--- WHAT TO DO ---
Identify the lines bearing the string "BeBo" and gather them.

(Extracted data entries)
------------------------------------------------

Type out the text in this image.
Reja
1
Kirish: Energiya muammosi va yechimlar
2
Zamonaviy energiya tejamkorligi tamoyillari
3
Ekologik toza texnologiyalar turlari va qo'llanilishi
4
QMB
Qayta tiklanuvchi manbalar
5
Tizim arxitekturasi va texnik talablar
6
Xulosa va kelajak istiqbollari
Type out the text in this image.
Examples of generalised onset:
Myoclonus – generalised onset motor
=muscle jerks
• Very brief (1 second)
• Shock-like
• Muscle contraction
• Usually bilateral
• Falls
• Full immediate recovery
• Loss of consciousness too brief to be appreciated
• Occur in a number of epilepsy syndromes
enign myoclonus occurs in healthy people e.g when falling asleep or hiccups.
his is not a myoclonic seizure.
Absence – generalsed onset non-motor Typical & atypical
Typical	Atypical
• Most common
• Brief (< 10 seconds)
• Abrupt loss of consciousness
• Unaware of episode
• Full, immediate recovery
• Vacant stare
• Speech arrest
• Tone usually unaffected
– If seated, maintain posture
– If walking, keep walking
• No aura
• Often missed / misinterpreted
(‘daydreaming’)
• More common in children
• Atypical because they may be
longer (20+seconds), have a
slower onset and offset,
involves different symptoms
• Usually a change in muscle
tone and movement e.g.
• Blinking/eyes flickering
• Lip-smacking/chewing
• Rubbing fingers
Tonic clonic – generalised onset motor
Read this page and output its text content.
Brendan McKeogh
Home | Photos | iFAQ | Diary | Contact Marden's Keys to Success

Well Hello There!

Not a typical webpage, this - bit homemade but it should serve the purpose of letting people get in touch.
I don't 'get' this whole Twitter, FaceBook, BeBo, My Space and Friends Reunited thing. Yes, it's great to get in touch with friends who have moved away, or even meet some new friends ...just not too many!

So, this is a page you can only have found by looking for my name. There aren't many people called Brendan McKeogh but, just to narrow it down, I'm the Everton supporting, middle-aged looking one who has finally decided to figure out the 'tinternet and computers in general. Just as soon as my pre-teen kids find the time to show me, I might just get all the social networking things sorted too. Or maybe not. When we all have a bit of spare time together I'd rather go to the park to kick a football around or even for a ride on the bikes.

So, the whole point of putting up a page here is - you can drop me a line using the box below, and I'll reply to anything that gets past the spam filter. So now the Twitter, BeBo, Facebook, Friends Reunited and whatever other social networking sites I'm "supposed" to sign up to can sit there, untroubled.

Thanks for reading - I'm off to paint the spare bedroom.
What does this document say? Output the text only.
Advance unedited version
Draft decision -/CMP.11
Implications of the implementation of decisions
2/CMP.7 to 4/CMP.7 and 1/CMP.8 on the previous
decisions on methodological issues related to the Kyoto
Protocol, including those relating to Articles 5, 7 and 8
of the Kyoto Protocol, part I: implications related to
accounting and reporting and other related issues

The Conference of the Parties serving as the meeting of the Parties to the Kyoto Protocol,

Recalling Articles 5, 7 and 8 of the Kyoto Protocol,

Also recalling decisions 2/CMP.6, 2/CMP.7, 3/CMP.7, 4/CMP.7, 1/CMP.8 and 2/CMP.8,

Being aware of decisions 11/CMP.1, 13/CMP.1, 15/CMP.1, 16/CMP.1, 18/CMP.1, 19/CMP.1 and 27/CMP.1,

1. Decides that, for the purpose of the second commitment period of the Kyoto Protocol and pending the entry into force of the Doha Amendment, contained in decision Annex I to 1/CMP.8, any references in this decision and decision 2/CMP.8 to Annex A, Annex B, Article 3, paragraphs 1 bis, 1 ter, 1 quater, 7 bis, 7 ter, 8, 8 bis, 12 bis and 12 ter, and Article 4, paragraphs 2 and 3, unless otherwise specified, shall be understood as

------------------------------------------------

--- WRITTEN RESPONSE ---
I don't 'get' this whole Twitter, FaceBook, BeBo, My Space and Friends Reunited thing. Yes, it's great to get in touch with friends who have moved away, or even meet some new friends ...just not too many!
So, the whole point of putting up a page here is - you can drop me a line using the box below, and I'll reply to anything that gets past the spam filter. So now the Twitter, BeBo, Facebook, Friends Reunited and whatever other social networking sites I'm "supposed" to sign up to can sit there, untroubled.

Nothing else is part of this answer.